----- Supplied passage

Netscape for OS X

Originally posted by wailes
Does anyone know if there is a carbonized version of Netscape for OS X?

Yep, well....kinda. You can get fizzilla and http://www.mozilla.org. I tried it just today and I was not impressed. It crashed on me in OS 9 and was just generally slow in OS X. The other weird thing was, in OS X, the toolbar is rendered in the regular Aqua style but it looks like they hard-coded the look of the OS 9 style vertical scroll bar - Very Odd.

--Zach
 
I also tried the mozilla port and was not happy with its present state. On the other hand we have OmniWeb and (by the end of the month we're told) iCab along with Explorer. Imagine that - a choice!
 
Yes, there is a carbon version of Mozilla for OS X. It includes Navigator (which evidently is now known as "Mozilla"), Messenger, Composer, etc. I believe it's available from http://www.mozilla.org; I can't remember exactly where I got it from, but I believe I got it from Mozilla's website.

Having said that, and having used the damned thing for a week or so, I can't even begin to describe how ugly it is. It seems reasonably fast, and not too terribly unstable, but it really looks like it was created by junior high school students. It would look ugly running under gnome or kde; running under the Aqua interface it's just embarrassingly bad. It doesn't even have Mac menus! The menus are contained within windows, à la Windows. It takes no advantage of Aqua; even the scroll bars are really ugly. It seems to do okay with most web pages I've fed it, but it's so hideously ugly, so un-mac-like, so amateurish-looking, that I can't bear to use it.
 
Mozilla is an Open Source version of what is to be Netscape 6. Pretty much my inderstanding is that Mozilla develops and Netscape takes whatever they like from the OpenSource project and put it into Netscape 6 which will be coming out soon I think (they just released pr 3 for all systems... except OS X). To truly get a usable Netscape, I think you would have to find the distro from a linux disk and port it over, I don't know how but there are plenty of Linux gurus out there that do. I am sorry if any of the above info is wrong, please correct anything I misspoke. Thanks.

----------

> **Work item**
In the forum thread about Netscape for OS X, what is Mozilla described as an Open Source version of? These records come from a different source than the text.

----- Record extracts

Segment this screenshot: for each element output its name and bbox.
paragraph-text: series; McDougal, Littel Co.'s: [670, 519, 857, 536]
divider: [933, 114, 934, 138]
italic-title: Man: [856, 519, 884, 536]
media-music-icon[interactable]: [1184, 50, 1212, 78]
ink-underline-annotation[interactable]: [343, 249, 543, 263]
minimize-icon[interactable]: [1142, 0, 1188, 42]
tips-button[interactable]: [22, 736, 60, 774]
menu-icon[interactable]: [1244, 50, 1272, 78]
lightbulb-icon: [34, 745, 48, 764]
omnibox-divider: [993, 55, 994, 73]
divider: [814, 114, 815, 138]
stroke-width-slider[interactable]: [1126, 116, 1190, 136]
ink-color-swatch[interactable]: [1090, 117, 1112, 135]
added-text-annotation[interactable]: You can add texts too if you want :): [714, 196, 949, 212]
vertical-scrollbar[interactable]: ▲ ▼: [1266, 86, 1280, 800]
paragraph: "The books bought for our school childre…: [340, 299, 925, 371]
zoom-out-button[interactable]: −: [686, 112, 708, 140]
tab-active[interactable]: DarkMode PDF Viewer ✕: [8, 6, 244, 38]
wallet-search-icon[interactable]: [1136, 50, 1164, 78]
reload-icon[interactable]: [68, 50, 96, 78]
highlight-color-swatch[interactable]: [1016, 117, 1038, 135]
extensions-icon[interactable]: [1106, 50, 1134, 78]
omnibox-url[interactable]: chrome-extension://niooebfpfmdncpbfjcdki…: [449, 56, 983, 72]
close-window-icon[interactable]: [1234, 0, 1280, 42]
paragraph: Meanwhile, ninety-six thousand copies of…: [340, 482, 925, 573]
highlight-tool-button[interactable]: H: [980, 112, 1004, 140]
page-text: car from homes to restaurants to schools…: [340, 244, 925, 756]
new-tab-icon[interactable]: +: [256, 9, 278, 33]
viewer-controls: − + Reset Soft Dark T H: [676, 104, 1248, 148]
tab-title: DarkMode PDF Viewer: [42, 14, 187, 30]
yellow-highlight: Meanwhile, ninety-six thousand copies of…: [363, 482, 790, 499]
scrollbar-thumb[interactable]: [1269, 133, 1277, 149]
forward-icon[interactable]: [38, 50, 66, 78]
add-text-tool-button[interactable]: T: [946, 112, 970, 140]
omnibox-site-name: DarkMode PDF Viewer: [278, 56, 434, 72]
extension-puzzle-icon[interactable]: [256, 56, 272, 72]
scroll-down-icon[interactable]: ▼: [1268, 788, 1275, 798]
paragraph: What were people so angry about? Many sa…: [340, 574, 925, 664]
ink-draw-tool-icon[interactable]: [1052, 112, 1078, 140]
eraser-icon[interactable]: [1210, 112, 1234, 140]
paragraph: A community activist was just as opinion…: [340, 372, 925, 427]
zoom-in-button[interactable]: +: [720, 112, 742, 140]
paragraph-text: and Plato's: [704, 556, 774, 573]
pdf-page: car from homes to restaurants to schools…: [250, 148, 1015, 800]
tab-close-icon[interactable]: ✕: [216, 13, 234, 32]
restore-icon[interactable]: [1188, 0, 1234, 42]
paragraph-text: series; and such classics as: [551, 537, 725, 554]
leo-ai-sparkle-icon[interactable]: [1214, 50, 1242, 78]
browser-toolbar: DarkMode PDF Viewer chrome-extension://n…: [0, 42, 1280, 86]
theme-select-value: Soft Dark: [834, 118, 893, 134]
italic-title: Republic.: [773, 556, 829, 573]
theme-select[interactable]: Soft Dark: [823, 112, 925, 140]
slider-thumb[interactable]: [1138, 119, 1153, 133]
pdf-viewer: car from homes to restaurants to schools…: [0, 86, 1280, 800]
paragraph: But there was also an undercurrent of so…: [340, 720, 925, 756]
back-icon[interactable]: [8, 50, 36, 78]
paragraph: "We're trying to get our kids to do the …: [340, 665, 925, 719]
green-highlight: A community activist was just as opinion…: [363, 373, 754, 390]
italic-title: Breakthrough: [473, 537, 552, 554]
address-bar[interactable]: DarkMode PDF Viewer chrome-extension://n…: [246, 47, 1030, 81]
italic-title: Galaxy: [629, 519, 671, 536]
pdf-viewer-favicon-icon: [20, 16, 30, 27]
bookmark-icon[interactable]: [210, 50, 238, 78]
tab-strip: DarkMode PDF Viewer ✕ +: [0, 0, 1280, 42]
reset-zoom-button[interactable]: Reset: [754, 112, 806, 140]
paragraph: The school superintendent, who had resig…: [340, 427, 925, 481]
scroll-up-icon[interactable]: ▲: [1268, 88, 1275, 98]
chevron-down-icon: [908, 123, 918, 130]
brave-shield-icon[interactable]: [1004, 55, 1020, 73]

----------

> **Answer to this problem**
Netscape 6.